Find every line with the word "your". Copy those lines.

## Records supplied:

====

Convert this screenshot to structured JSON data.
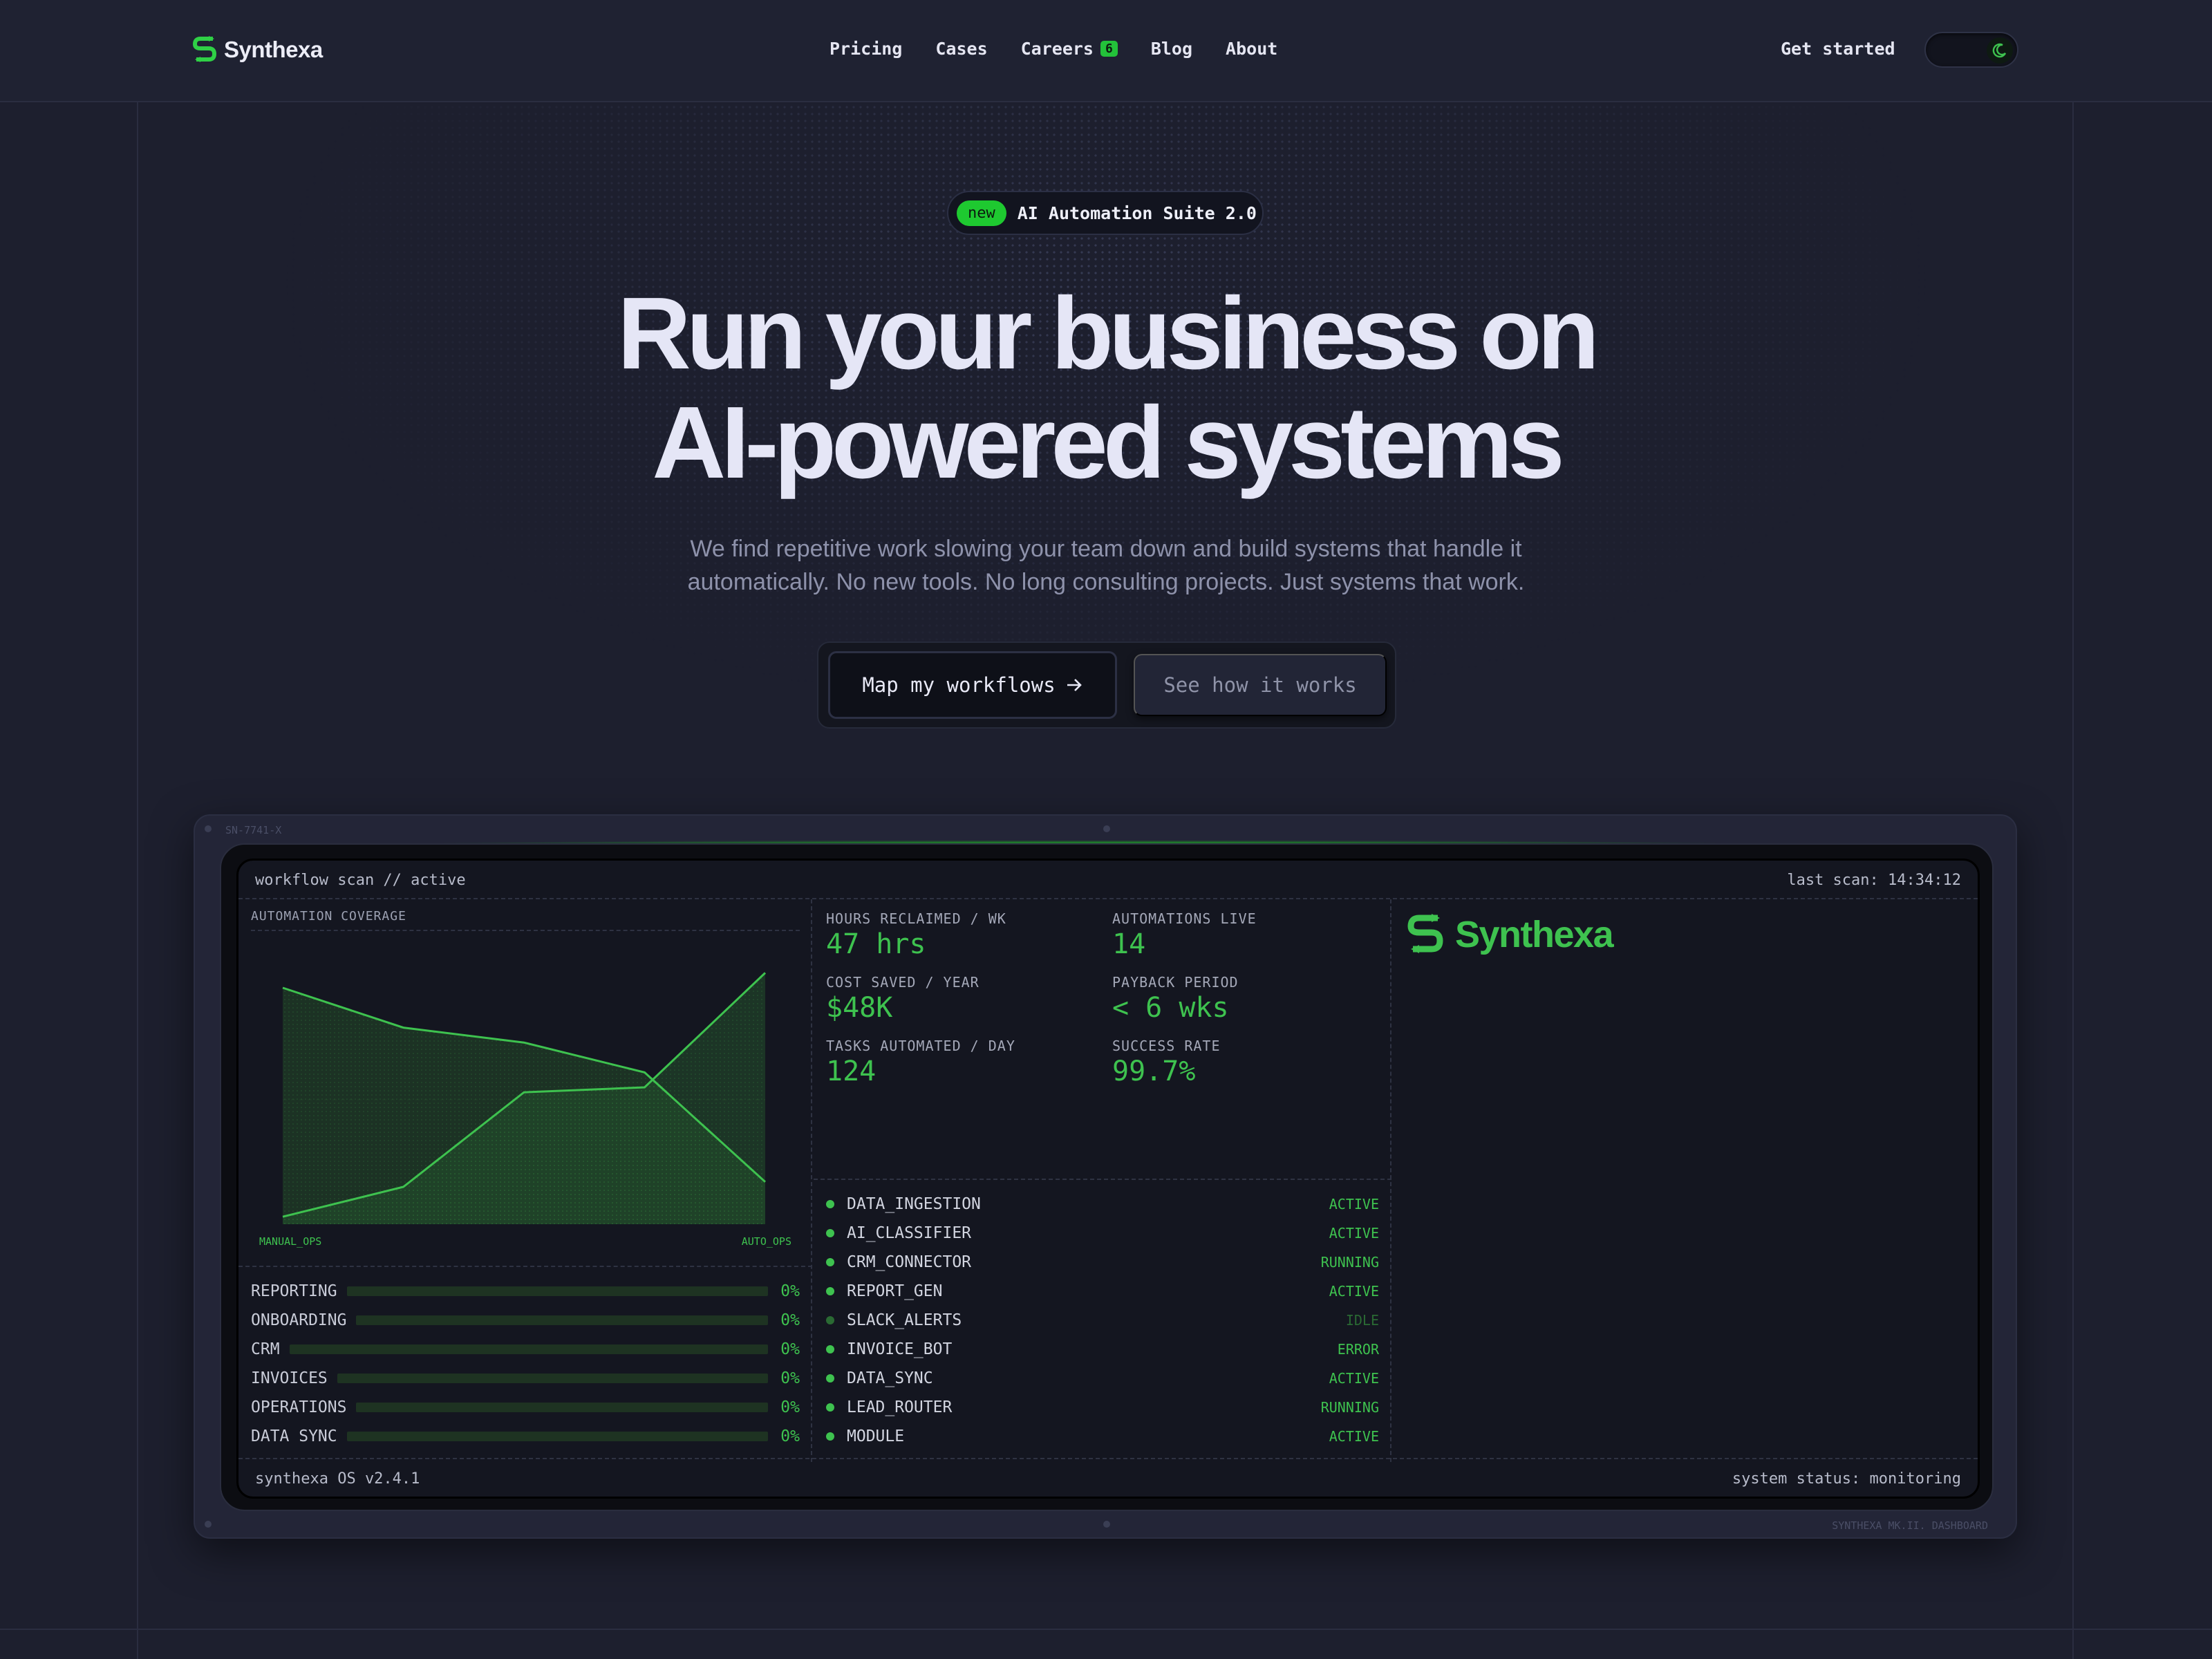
{
  "brand": {
    "name": "Synthexa",
    "accent": "#3ec24f"
  },
  "nav": {
    "links": [
      {
        "label": "Pricing"
      },
      {
        "label": "Cases"
      },
      {
        "label": "Careers",
        "badge": "6"
      },
      {
        "label": "Blog"
      },
      {
        "label": "About"
      }
    ],
    "cta": "Get started",
    "theme_toggle_icon": "moon-icon"
  },
  "hero": {
    "pill_tag": "new",
    "pill_text": "AI Automation Suite 2.0",
    "headline_line1": "Run your business on",
    "headline_line2": "AI-powered systems",
    "subhead_line1": "We find repetitive work slowing your team down and build systems that handle it",
    "subhead_line2": "automatically. No new tools. No long consulting projects. Just systems that work.",
    "primary_cta": "Map my workflows",
    "primary_cta_icon": "arrow-right-icon",
    "secondary_cta": "See how it works"
  },
  "device": {
    "serial": "SN-7741-X",
    "model": "SYNTHEXA MK.II. DASHBOARD",
    "screen_title": "workflow scan // active",
    "last_scan": "last scan: 14:34:12",
    "footer_left": "synthexa OS v2.4.1",
    "footer_right": "system status: monitoring"
  },
  "chart_data": {
    "type": "area",
    "title": "AUTOMATION COVERAGE",
    "xlabel_left": "MANUAL_OPS",
    "xlabel_right": "AUTO_OPS",
    "x": [
      0,
      1,
      2,
      3,
      4
    ],
    "ylim": [
      0,
      100
    ],
    "series": [
      {
        "name": "MANUAL_OPS",
        "values": [
          95,
          79,
          73,
          61,
          17
        ]
      },
      {
        "name": "AUTO_OPS",
        "values": [
          3,
          15,
          53,
          55,
          101
        ]
      }
    ]
  },
  "progress": [
    {
      "label": "REPORTING",
      "value": 0,
      "display": "0%"
    },
    {
      "label": "ONBOARDING",
      "value": 0,
      "display": "0%"
    },
    {
      "label": "CRM",
      "value": 0,
      "display": "0%"
    },
    {
      "label": "INVOICES",
      "value": 0,
      "display": "0%"
    },
    {
      "label": "OPERATIONS",
      "value": 0,
      "display": "0%"
    },
    {
      "label": "DATA SYNC",
      "value": 0,
      "display": "0%"
    }
  ],
  "metrics": [
    {
      "label": "HOURS RECLAIMED / WK",
      "value": "47 hrs"
    },
    {
      "label": "AUTOMATIONS LIVE",
      "value": "14"
    },
    {
      "label": "COST SAVED / YEAR",
      "value": "$48K"
    },
    {
      "label": "PAYBACK PERIOD",
      "value": "< 6 wks"
    },
    {
      "label": "TASKS AUTOMATED / DAY",
      "value": "124"
    },
    {
      "label": "SUCCESS RATE",
      "value": "99.7%"
    }
  ],
  "services": [
    {
      "name": "DATA_INGESTION",
      "status": "ACTIVE"
    },
    {
      "name": "AI_CLASSIFIER",
      "status": "ACTIVE"
    },
    {
      "name": "CRM_CONNECTOR",
      "status": "RUNNING"
    },
    {
      "name": "REPORT_GEN",
      "status": "ACTIVE"
    },
    {
      "name": "SLACK_ALERTS",
      "status": "IDLE"
    },
    {
      "name": "INVOICE_BOT",
      "status": "ERROR"
    },
    {
      "name": "DATA_SYNC",
      "status": "ACTIVE"
    },
    {
      "name": "LEAD_ROUTER",
      "status": "RUNNING"
    },
    {
      "name": "MODULE",
      "status": "ACTIVE"
    }
  ]
}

====

## Full response:
    "headline_line1": "Run your business on",
    "subhead_line1": "We find repetitive work slowing your team down and build systems that handle it",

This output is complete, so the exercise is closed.